→ **Textabschnitt**:
----
Bei unserer Sitzung der Kompetenzgruppe Mobility „Urban Mobility - Zusammenspiel von IoT und Mobility zur Umsetzung von Mobilitätslösungen“ ist der eco mit verschiedenen Expert:innen aus dem Mobilitäts- und IoT -Umfeld in die Diskussion rund um die Themen Datengenerierung, Datennutzung, Datenwirtschaft und Datenpolitik eingestiegen. Gemeinsam mit unserem Gastgeber der WOBCOM in Wolfsburg und unserem KG Mobility-Leiter Giovanni Coppa haben wir es geschafft eine spannende inhaltliche Ausrichtung und somit auch eine gelungene KG Sitzung umsetzen. Dabei entstand ein deutliches Bild, wie unabdingbar die Datennutzung für Mobilitätslösungen in allen Bereichen ist. Eingegangen wurde auf verschiedene Use Cases, wie Smart Parking, was gerade im Smart-City-Kontext einen wichtigen Stellenwert einnimmt, um u.a. den Parksuchverkehr in den Städten zu minimieren. Zudem gab es spannende Einblicke in den Bereich der Rettungsmobilität und auch in die Möglichkeiten von Datenräumen und der gemeinsamen Nutzung von (Mobilitäts-)Daten.
----
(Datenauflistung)
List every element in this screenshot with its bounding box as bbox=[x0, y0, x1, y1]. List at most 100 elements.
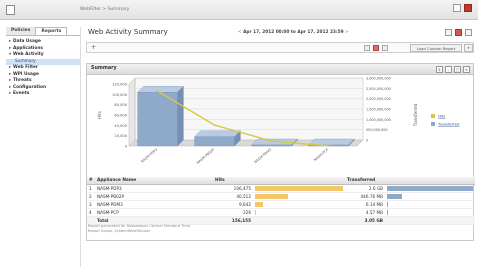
bar-side bbox=[177, 85, 184, 147]
column-header-index[interactable]: # bbox=[87, 177, 95, 185]
y-tick-label: 40,000 bbox=[114, 124, 127, 128]
bar-top bbox=[137, 86, 184, 93]
add-filter-button[interactable]: + bbox=[91, 44, 96, 51]
minimize-icon[interactable] bbox=[453, 4, 461, 12]
transferred-bar-cell bbox=[385, 184, 476, 193]
hits-bar-cell bbox=[253, 184, 345, 193]
transferred-bar bbox=[387, 209, 388, 215]
row-index: 1 bbox=[87, 184, 95, 193]
y2-tick-label: 500,000,000 bbox=[366, 128, 388, 132]
x-tick-label: NASM-PDM3 bbox=[254, 148, 273, 165]
point-hits bbox=[213, 124, 216, 127]
hits-bar bbox=[255, 185, 343, 191]
hits-value: 106,475 bbox=[213, 184, 253, 193]
prev-period-button[interactable]: < bbox=[238, 30, 242, 35]
transferred-value: 4.57 MB bbox=[345, 208, 385, 217]
row-index: 2 bbox=[87, 192, 95, 201]
x-tick-label: NASM-PCP bbox=[313, 148, 329, 162]
y-tick-label: 0 bbox=[125, 145, 128, 149]
sidebar-item-label: Web Filter bbox=[13, 65, 39, 70]
total-transferred-spacer bbox=[385, 215, 476, 225]
sidebar-item-label: Configuration bbox=[13, 84, 47, 90]
total-transferred: 3.05 GB bbox=[345, 215, 385, 225]
y2-tick-label: 2,500,000,000 bbox=[366, 87, 391, 91]
row-index: 3 bbox=[87, 200, 95, 209]
transferred-value: 6.14 MB bbox=[345, 200, 385, 209]
column-header-hits[interactable]: Hits bbox=[213, 177, 345, 185]
report-main: Web Activity Summary < Apr 17, 2012 00:0… bbox=[86, 27, 476, 267]
clear-filter-icon[interactable] bbox=[373, 45, 379, 51]
table-row[interactable]: 1 NASM-PDP3 106,475 2.6 GB bbox=[87, 184, 476, 193]
transferred-value: 446.76 MB bbox=[345, 192, 385, 201]
legend-swatch-transferred bbox=[431, 122, 435, 126]
sidebar-item-label: WPI Usage bbox=[13, 71, 39, 77]
chart-side-wall bbox=[128, 77, 136, 147]
report-header: Web Activity Summary < Apr 17, 2012 00:0… bbox=[86, 27, 474, 39]
sidebar-item-label: Data Usage bbox=[13, 39, 41, 44]
pdf-export-icon[interactable] bbox=[455, 29, 462, 36]
sidebar-item-events[interactable]: ▸ Events bbox=[6, 91, 80, 98]
load-report-dropdown[interactable]: ▾ bbox=[464, 44, 473, 52]
column-header-transferred[interactable]: Transferred bbox=[345, 177, 476, 185]
row-index: 4 bbox=[87, 208, 95, 217]
hits-value: 226 bbox=[213, 208, 253, 217]
transferred-bar-cell bbox=[385, 192, 476, 201]
column-header-appliance-name[interactable]: Appliance Name bbox=[95, 177, 213, 185]
point-hits bbox=[270, 140, 273, 143]
sidebar-item-label: Threats bbox=[13, 78, 32, 83]
legend-swatch-hits bbox=[431, 114, 435, 118]
apply-filter-icon[interactable] bbox=[364, 45, 370, 51]
load-custom-report-button[interactable]: Load Custom Report bbox=[410, 44, 462, 52]
transferred-value: 2.6 GB bbox=[345, 184, 385, 193]
transferred-bar-cell bbox=[385, 208, 476, 217]
y-tick-label: 80,000 bbox=[114, 103, 127, 107]
hits-bar-cell bbox=[253, 208, 345, 217]
calendar-icon[interactable] bbox=[445, 29, 452, 36]
date-range-label: Apr 17, 2012 00:00 to Apr 17, 2012 23:59 bbox=[243, 30, 344, 35]
next-period-button[interactable]: > bbox=[345, 30, 349, 35]
print-icon[interactable] bbox=[465, 29, 472, 36]
transferred-bar bbox=[387, 201, 388, 207]
total-spacer bbox=[87, 215, 95, 225]
table-header-row: # Appliance Name Hits Transferred bbox=[87, 177, 476, 185]
minimize-panel-icon[interactable]: – bbox=[445, 66, 452, 73]
transferred-bar bbox=[387, 185, 473, 191]
tab-reports[interactable]: Reports bbox=[35, 27, 68, 35]
close-icon[interactable] bbox=[464, 4, 472, 12]
summary-table: # Appliance Name Hits Transferred 1 NASM-… bbox=[87, 177, 476, 225]
bar-transferred bbox=[194, 136, 235, 147]
appliance-name: NASM-PDP3 bbox=[95, 184, 213, 193]
window-controls bbox=[453, 4, 472, 12]
appliance-name: NASM-PCP bbox=[95, 208, 213, 217]
hits-bar bbox=[255, 193, 289, 199]
date-range: < Apr 17, 2012 00:00 to Apr 17, 2012 23:… bbox=[238, 30, 349, 35]
panel-controls: $ – □ × bbox=[436, 66, 470, 73]
y-tick-label: 100,000 bbox=[112, 93, 128, 97]
tab-policies[interactable]: Policies bbox=[6, 27, 36, 35]
report-note: Report Scope: SystemWide\Sbuser bbox=[88, 229, 151, 233]
table-row[interactable]: 4 NASM-PCP 226 4.57 MB bbox=[87, 208, 476, 217]
breadcrumb: WebFilter > Summary bbox=[80, 7, 130, 12]
close-panel-icon[interactable]: × bbox=[463, 66, 470, 73]
chart-svg: 0 20,000 40,000 60,000 80,000 100,000 120,000 0… bbox=[97, 77, 460, 165]
transferred-bar-cell bbox=[385, 200, 476, 209]
legend-label-hits: Hits bbox=[438, 114, 445, 119]
maximize-panel-icon[interactable]: □ bbox=[454, 66, 461, 73]
table-row[interactable]: 2 NASM-PB02P 40,512 446.76 MB bbox=[87, 192, 476, 201]
report-notes: Report generated for Netsweeper Central … bbox=[88, 224, 190, 234]
hits-bar bbox=[255, 209, 256, 215]
save-filter-icon[interactable] bbox=[382, 45, 388, 51]
appliance-name: NASM-PDM3 bbox=[95, 200, 213, 209]
y-axis-label: Hits bbox=[97, 111, 102, 119]
table-row[interactable]: 3 NASM-PDM3 9,642 6.14 MB bbox=[87, 200, 476, 209]
summary-chart: 0 20,000 40,000 60,000 80,000 100,000 120,000 0… bbox=[87, 76, 475, 174]
chart-type-icon[interactable]: $ bbox=[436, 66, 443, 73]
total-label: Total bbox=[95, 215, 213, 225]
y2-tick-label: 2,000,000,000 bbox=[366, 97, 391, 101]
table-total-row: Total 156,155 3.05 GB bbox=[87, 215, 476, 225]
y2-tick-label: 1,500,000,000 bbox=[366, 108, 391, 112]
sidebar: Policies Reports ▸ Data Usage ▸ Applicatio… bbox=[6, 27, 81, 267]
y-tick-label: 120,000 bbox=[112, 83, 128, 87]
sidebar-tabs: Policies Reports bbox=[6, 27, 80, 36]
hits-bar-cell bbox=[253, 200, 345, 209]
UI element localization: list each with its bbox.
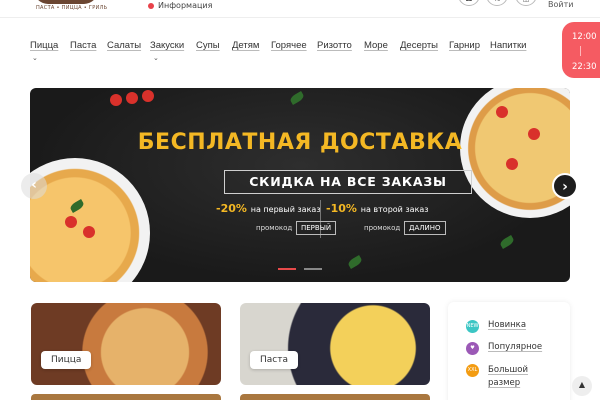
nav-item-desserts[interactable]: Десерты bbox=[400, 40, 438, 51]
tomato-decoration bbox=[126, 92, 138, 104]
login-link[interactable]: Войти bbox=[548, 0, 573, 9]
nav-item-hot[interactable]: Горячее bbox=[271, 40, 307, 51]
tomato-decoration bbox=[142, 90, 154, 102]
nav-item-drinks[interactable]: Напитки bbox=[490, 40, 526, 51]
hours-divider bbox=[580, 46, 581, 56]
promo2-code: ДАЛИНО bbox=[404, 221, 446, 235]
slider-prev-arrow-icon[interactable]: ‹ bbox=[21, 173, 47, 199]
legend-label: Популярное bbox=[488, 342, 543, 352]
new-badge-icon: NEW bbox=[466, 320, 479, 333]
promo1-code: ПЕРВЫЙ bbox=[296, 221, 337, 235]
nav-item-pizza[interactable]: Пицца bbox=[30, 40, 58, 51]
basil-leaf-decoration bbox=[346, 255, 364, 269]
tomato-decoration bbox=[496, 106, 508, 118]
tomato-decoration bbox=[65, 216, 77, 228]
promo-second-order: -10% на второй заказ bbox=[326, 202, 429, 215]
hours-close: 22:30 bbox=[572, 62, 597, 72]
promo1-text: на первый заказ bbox=[250, 205, 321, 214]
nav-item-risotto[interactable]: Ризотто bbox=[317, 40, 352, 51]
badge-legend: NEW Новинка ♥ Популярное XXL Большой раз… bbox=[448, 302, 570, 400]
cart-icon[interactable]: ◫ bbox=[515, 0, 537, 6]
basil-leaf-decoration bbox=[498, 235, 516, 249]
promo2-label: промокод bbox=[364, 224, 401, 232]
tomato-decoration bbox=[506, 158, 518, 170]
category-card-pizza[interactable]: Пицца bbox=[31, 303, 221, 385]
nav-item-snacks[interactable]: Закуски bbox=[150, 40, 184, 51]
category-card-next[interactable] bbox=[31, 394, 221, 400]
phone-icon[interactable]: ☎ bbox=[458, 0, 480, 6]
slider-dot[interactable] bbox=[304, 268, 322, 270]
banner-subheadline: СКИДКА НА ВСЕ ЗАКАЗЫ bbox=[224, 170, 472, 194]
promo1-percent: -20% bbox=[216, 202, 247, 215]
slider-dot-active[interactable] bbox=[278, 268, 296, 270]
percent-icon[interactable]: % bbox=[486, 0, 508, 6]
promo-banner[interactable]: БЕСПЛАТНАЯ ДОСТАВКА СКИДКА НА ВСЕ ЗАКАЗЫ… bbox=[30, 88, 570, 282]
chevron-down-icon[interactable]: ⌄ bbox=[32, 54, 38, 62]
category-card-pasta[interactable]: Паста bbox=[240, 303, 430, 385]
nav-item-kids[interactable]: Детям bbox=[232, 40, 259, 51]
basil-leaf-decoration bbox=[288, 91, 306, 105]
banner-headline: БЕСПЛАТНАЯ ДОСТАВКА bbox=[137, 130, 463, 155]
info-dot-icon bbox=[148, 2, 154, 9]
logo[interactable] bbox=[34, 0, 98, 4]
promo1-label: промокод bbox=[256, 224, 293, 232]
category-label: Паста bbox=[250, 351, 298, 369]
nav-item-garnish[interactable]: Гарнир bbox=[449, 40, 480, 51]
xxl-badge-icon: XXL bbox=[466, 364, 479, 377]
tomato-decoration bbox=[110, 94, 122, 106]
legend-label: Большой размер bbox=[488, 365, 528, 388]
category-label: Пицца bbox=[41, 351, 92, 369]
hours-open: 12:00 bbox=[572, 32, 597, 42]
header-bar: ПАСТА • ПИЦЦА • ГРИЛЬ Информация ☎ % ◫ В… bbox=[0, 0, 600, 18]
tomato-decoration bbox=[83, 226, 95, 238]
category-card-next[interactable] bbox=[240, 394, 430, 400]
slider-next-arrow-icon[interactable]: › bbox=[552, 173, 578, 199]
promo2-percent: -10% bbox=[326, 202, 357, 215]
heart-icon: ♥ bbox=[466, 342, 479, 355]
chevron-down-icon[interactable]: ⌄ bbox=[153, 54, 159, 62]
info-link[interactable]: Информация bbox=[148, 1, 212, 10]
promo2-text: на второй заказ bbox=[360, 205, 429, 214]
opening-hours-badge: 12:00 22:30 bbox=[562, 22, 600, 78]
promo-first-order: -20% на первый заказ bbox=[216, 202, 321, 215]
info-label: Информация bbox=[158, 1, 213, 10]
nav-item-sea[interactable]: Море bbox=[364, 40, 388, 51]
legend-label: Новинка bbox=[488, 320, 527, 330]
nav-item-pasta[interactable]: Паста bbox=[70, 40, 96, 51]
nav-item-soups[interactable]: Супы bbox=[196, 40, 220, 51]
nav-item-salads[interactable]: Салаты bbox=[107, 40, 141, 51]
logo-tagline: ПАСТА • ПИЦЦА • ГРИЛЬ bbox=[36, 5, 108, 11]
pizza-image bbox=[30, 158, 150, 282]
scroll-to-top-icon[interactable]: ▲ bbox=[572, 376, 592, 396]
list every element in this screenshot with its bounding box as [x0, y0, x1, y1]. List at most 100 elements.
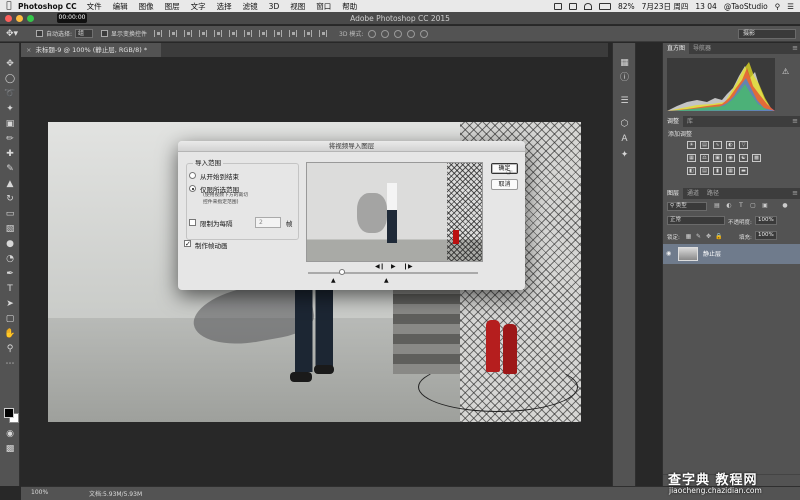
menu-window[interactable]: 窗口	[316, 1, 331, 12]
cached-data-warning-icon[interactable]: ⚠	[782, 67, 791, 76]
previous-frame-icon[interactable]: ◀❙	[375, 263, 385, 270]
limit-frames-input[interactable]: 2	[255, 217, 281, 228]
blend-mode-dropdown[interactable]: 正常	[667, 216, 725, 225]
messages-icon[interactable]	[553, 2, 562, 10]
filter-pixel-icon[interactable]: ▤	[713, 202, 721, 210]
3d-orbit-icon[interactable]	[368, 29, 377, 38]
tab-adjustments[interactable]: 调整	[663, 116, 684, 127]
menu-layer[interactable]: 图层	[165, 1, 180, 12]
menu-filter[interactable]: 滤镜	[243, 1, 258, 12]
brush-presets-icon[interactable]: ✦	[618, 149, 631, 161]
panel-menu-icon[interactable]: ≡	[792, 116, 800, 127]
cancel-button[interactable]: 取消	[491, 179, 518, 190]
color-lookup-icon[interactable]: ▩	[752, 154, 761, 162]
menubar-date[interactable]: 7月23日 周四	[642, 1, 689, 12]
menu-select[interactable]: 选择	[217, 1, 232, 12]
distribute-hcenter-icon[interactable]	[304, 30, 313, 37]
foreground-color-swatch[interactable]	[4, 408, 14, 418]
history-panel-icon[interactable]: ▦	[618, 57, 631, 69]
minimize-window-button[interactable]	[16, 15, 23, 22]
menu-3d[interactable]: 3D	[269, 2, 280, 11]
zoom-window-button[interactable]	[27, 15, 34, 22]
make-animation-checkbox[interactable]: ✓	[184, 240, 191, 248]
menubar-user[interactable]: @TaoStudio	[724, 2, 768, 11]
exposure-icon[interactable]: ◐	[726, 141, 735, 149]
panel-menu-icon[interactable]: ≡	[792, 188, 800, 199]
menu-edit[interactable]: 编辑	[113, 1, 128, 12]
tab-navigator[interactable]: 导航器	[689, 43, 715, 54]
move-tool-icon[interactable]: ✥	[4, 59, 16, 70]
quick-select-tool-icon[interactable]: ✦	[4, 104, 16, 115]
path-selection-tool-icon[interactable]: ➤	[4, 299, 16, 310]
align-right-icon[interactable]	[229, 30, 238, 37]
black-white-icon[interactable]: ▣	[713, 154, 722, 162]
next-frame-icon[interactable]: ❙▶	[403, 263, 413, 270]
brightness-contrast-icon[interactable]: ☀	[687, 141, 696, 149]
move-tool-preset-icon[interactable]: ✥▾	[6, 28, 28, 40]
menu-type[interactable]: 文字	[191, 1, 206, 12]
distribute-vcenter-icon[interactable]	[259, 30, 268, 37]
wifi-icon[interactable]	[583, 2, 592, 10]
limit-frames-label[interactable]: 限制为每隔	[200, 218, 233, 228]
filter-type-icon[interactable]: T	[737, 202, 745, 210]
selective-color-icon[interactable]: ▦	[726, 167, 735, 175]
layer-name[interactable]: 静止层	[703, 249, 721, 258]
color-balance-icon[interactable]: ⚖	[700, 154, 709, 162]
auto-select-checkbox[interactable]	[36, 30, 43, 37]
lock-all-icon[interactable]: 🔒	[715, 233, 722, 240]
notification-center-icon[interactable]: ☰	[787, 2, 794, 11]
healing-brush-tool-icon[interactable]: ✚	[4, 149, 16, 160]
gradient-tool-icon[interactable]: ▧	[4, 224, 16, 235]
trim-start-handle[interactable]: ▲	[331, 278, 336, 284]
menu-file[interactable]: 文件	[87, 1, 102, 12]
lock-position-icon[interactable]: ✥	[705, 233, 712, 240]
limit-frames-checkbox[interactable]	[189, 219, 196, 226]
layer-filter-kind-dropdown[interactable]: ⚲ 类型	[667, 202, 707, 211]
auto-select-dropdown[interactable]: 组	[75, 29, 94, 38]
rectangle-tool-icon[interactable]: ▢	[4, 314, 16, 325]
type-tool-icon[interactable]: T	[4, 284, 16, 295]
apple-icon[interactable]: 	[0, 1, 18, 11]
posterize-icon[interactable]: ▤	[700, 167, 709, 175]
dodge-tool-icon[interactable]: ◔	[4, 254, 16, 265]
layer-row[interactable]: ◉ 静止层	[663, 244, 800, 264]
filter-smart-object-icon[interactable]: ▣	[761, 202, 769, 210]
battery-icon[interactable]	[598, 2, 611, 10]
crop-tool-icon[interactable]: ▣	[4, 119, 16, 130]
screen-mode-icon[interactable]: ▩	[4, 444, 16, 455]
vibrance-icon[interactable]: ▽	[739, 141, 748, 149]
spotlight-icon[interactable]: ⚲	[775, 2, 781, 11]
levels-icon[interactable]: ▤	[700, 141, 709, 149]
filter-toggle-icon[interactable]: ●	[781, 202, 789, 210]
ok-button[interactable]: 确定	[491, 163, 518, 174]
distribute-right-icon[interactable]	[319, 30, 328, 37]
zoom-tool-icon[interactable]: ⚲	[4, 344, 16, 355]
threshold-icon[interactable]: ▮	[713, 167, 722, 175]
marquee-tool-icon[interactable]: ◯	[4, 74, 16, 85]
fill-field[interactable]: 100%	[755, 231, 777, 240]
photo-filter-icon[interactable]: ◉	[726, 154, 735, 162]
hue-saturation-icon[interactable]: ▦	[687, 154, 696, 162]
pen-tool-icon[interactable]: ✒	[4, 269, 16, 280]
quick-mask-icon[interactable]: ◉	[4, 429, 16, 440]
align-bottom-icon[interactable]	[184, 30, 193, 37]
from-start-label[interactable]: 从开始到结束	[200, 171, 239, 181]
play-icon[interactable]: ▶	[391, 263, 396, 270]
tab-libraries[interactable]: 库	[683, 116, 697, 127]
blur-tool-icon[interactable]: ●	[4, 239, 16, 250]
zoom-level[interactable]: 100%	[31, 489, 48, 496]
invert-icon[interactable]: ◧	[687, 167, 696, 175]
eraser-tool-icon[interactable]: ▭	[4, 209, 16, 220]
menu-help[interactable]: 帮助	[342, 1, 357, 12]
align-top-icon[interactable]	[154, 30, 163, 37]
tab-paths[interactable]: 路径	[703, 188, 723, 199]
align-left-icon[interactable]	[199, 30, 208, 37]
align-hcenter-icon[interactable]	[214, 30, 223, 37]
more-tools-icon[interactable]: ⋯	[4, 359, 16, 370]
gradient-map-icon[interactable]: ▬	[739, 167, 748, 175]
selected-range-radio[interactable]	[189, 185, 196, 192]
menubar-time[interactable]: 13 04	[695, 2, 716, 11]
hand-tool-icon[interactable]: ✋	[4, 329, 16, 340]
opacity-field[interactable]: 100%	[755, 216, 777, 225]
tab-channels[interactable]: 通道	[683, 188, 703, 199]
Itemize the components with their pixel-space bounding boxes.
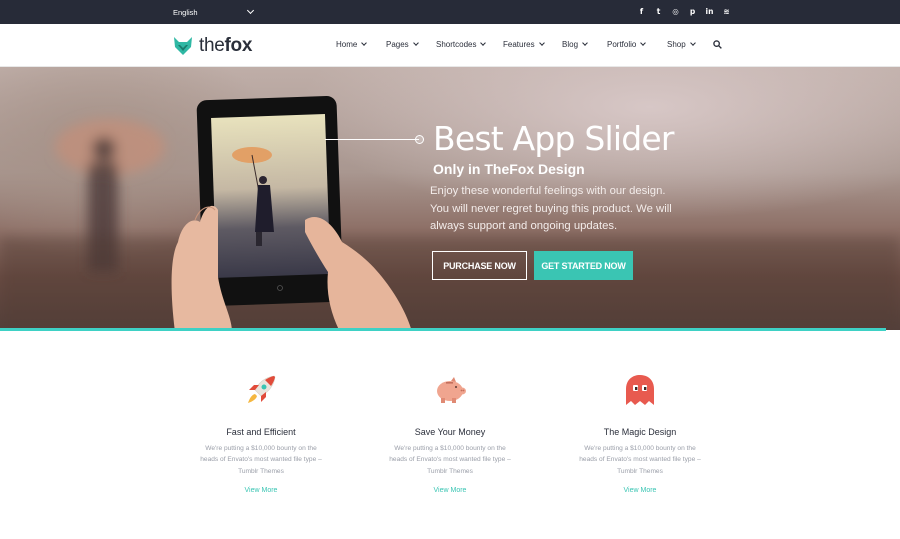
site-header: thefox Home Pages Shortcodes Features Bl… xyxy=(0,24,900,67)
nav-features[interactable]: Features xyxy=(503,40,545,49)
top-bar: English f t ◎ p in ≋ xyxy=(0,0,900,24)
linkedin-icon[interactable]: in xyxy=(704,6,715,17)
chevron-down-icon xyxy=(582,40,588,46)
language-selector[interactable]: English xyxy=(173,0,255,24)
hero-progress-bar xyxy=(0,328,886,331)
callout-dot xyxy=(415,135,424,144)
feature-description: We're putting a $10,000 bounty on the he… xyxy=(579,445,701,475)
logo-text-light: the xyxy=(199,35,225,56)
chevron-down-icon xyxy=(689,40,696,46)
feature-description: We're putting a $10,000 bounty on the he… xyxy=(200,445,322,475)
nav-home-label: Home xyxy=(336,40,358,49)
feature-save-money: Save Your Money We're putting a $10,000 … xyxy=(385,370,515,494)
nav-blog-label: Blog xyxy=(562,40,579,49)
fox-logo-icon xyxy=(174,37,192,55)
nav-shop[interactable]: Shop xyxy=(667,40,696,49)
feature-title: The Magic Design xyxy=(603,427,677,437)
hero-description: Enjoy these wonderful feelings with our … xyxy=(430,185,672,232)
language-label: English xyxy=(173,7,198,17)
hero-subtitle: Only in TheFox Design xyxy=(433,161,585,177)
piggy-bank-icon xyxy=(385,370,515,410)
get-started-button[interactable]: GET STARTED NOW xyxy=(534,251,633,280)
logo-text: thefox xyxy=(199,35,252,57)
logo-text-bold: fox xyxy=(224,35,253,56)
nav-shop-label: Shop xyxy=(667,40,686,49)
ghost-icon xyxy=(575,370,705,410)
chevron-down-icon xyxy=(246,6,255,15)
chevron-down-icon xyxy=(640,40,647,46)
facebook-icon[interactable]: f xyxy=(636,6,647,17)
purchase-now-button[interactable]: PURCHASE NOW xyxy=(432,251,527,280)
tablet-in-hands-image xyxy=(171,95,412,330)
chevron-down-icon xyxy=(538,40,545,46)
view-more-link[interactable]: View More xyxy=(196,487,326,494)
search-icon[interactable] xyxy=(713,40,722,49)
chevron-down-icon xyxy=(480,40,487,46)
view-more-link[interactable]: View More xyxy=(575,487,705,494)
chevron-down-icon xyxy=(361,40,368,46)
nav-portfolio-label: Portfolio xyxy=(607,40,637,49)
nav-shortcodes-label: Shortcodes xyxy=(436,40,477,49)
rss-icon[interactable]: ≋ xyxy=(721,6,732,17)
pinterest-icon[interactable]: p xyxy=(687,6,698,17)
rocket-icon xyxy=(196,370,326,410)
chevron-down-icon xyxy=(412,40,419,46)
feature-fast-efficient: Fast and Efficient We're putting a $10,0… xyxy=(196,370,326,494)
hero-title: Best App Slider xyxy=(433,119,674,158)
nav-features-label: Features xyxy=(503,40,535,49)
twitter-icon[interactable]: t xyxy=(653,6,664,17)
callout-line xyxy=(325,139,419,140)
nav-home[interactable]: Home xyxy=(336,40,368,49)
feature-description: We're putting a $10,000 bounty on the he… xyxy=(389,445,511,475)
nav-pages-label: Pages xyxy=(386,40,409,49)
dribbble-icon[interactable]: ◎ xyxy=(670,6,681,17)
nav-pages[interactable]: Pages xyxy=(386,40,419,49)
nav-blog[interactable]: Blog xyxy=(562,40,588,49)
nav-shortcodes[interactable]: Shortcodes xyxy=(436,40,487,49)
nav-portfolio[interactable]: Portfolio xyxy=(607,40,647,49)
social-links: f t ◎ p in ≋ xyxy=(636,6,732,17)
feature-magic-design: The Magic Design We're putting a $10,000… xyxy=(575,370,705,494)
feature-title: Save Your Money xyxy=(414,427,486,437)
site-logo[interactable]: thefox xyxy=(173,35,252,57)
feature-title: Fast and Efficient xyxy=(226,427,296,437)
view-more-link[interactable]: View More xyxy=(385,487,515,494)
----
→ **Die Aufgabe**: Führe den Bericht über die Sitzung der Kompetenzgruppe Mobility im Anschluss an seinen letzten Satz fort.

→ **Das Ergebnis**:
Digitalisierung für urbane Mobilität
Eine gut durchdachte und funktionierende digitale Infrastruktur ist die Basis für ein smartes Ökosystem – vor allem hinsichtlich urbaner Mobilitätslösungen. Darauf aufbauend, können Daten generiert und für verschiedene Anwendungen genutzt werden. Im Smart-City-Kontext ist es zudem wichtig, dass die Bürger:innen von den (Mobilitäts-)Lösungen profitieren und einen direkten Nutzen haben. In Wolfsburg baut man genau auf diesen Ansatz. Mit verschiedenen Lösungen und konkreten Use Cases zeigt die Stadt, wie man die Möglichkeiten der Digitalisierung für urbane Mobilitätskonzepte nutzen kann. Mit der Wolfsburg-App hat die WOBCOM gemeinsam mit verschiedenen Partnern eine Plattform geschaffen, die sich optimal in das Konzept eines Smart-City-Ökosystems für die Stadt einfügt.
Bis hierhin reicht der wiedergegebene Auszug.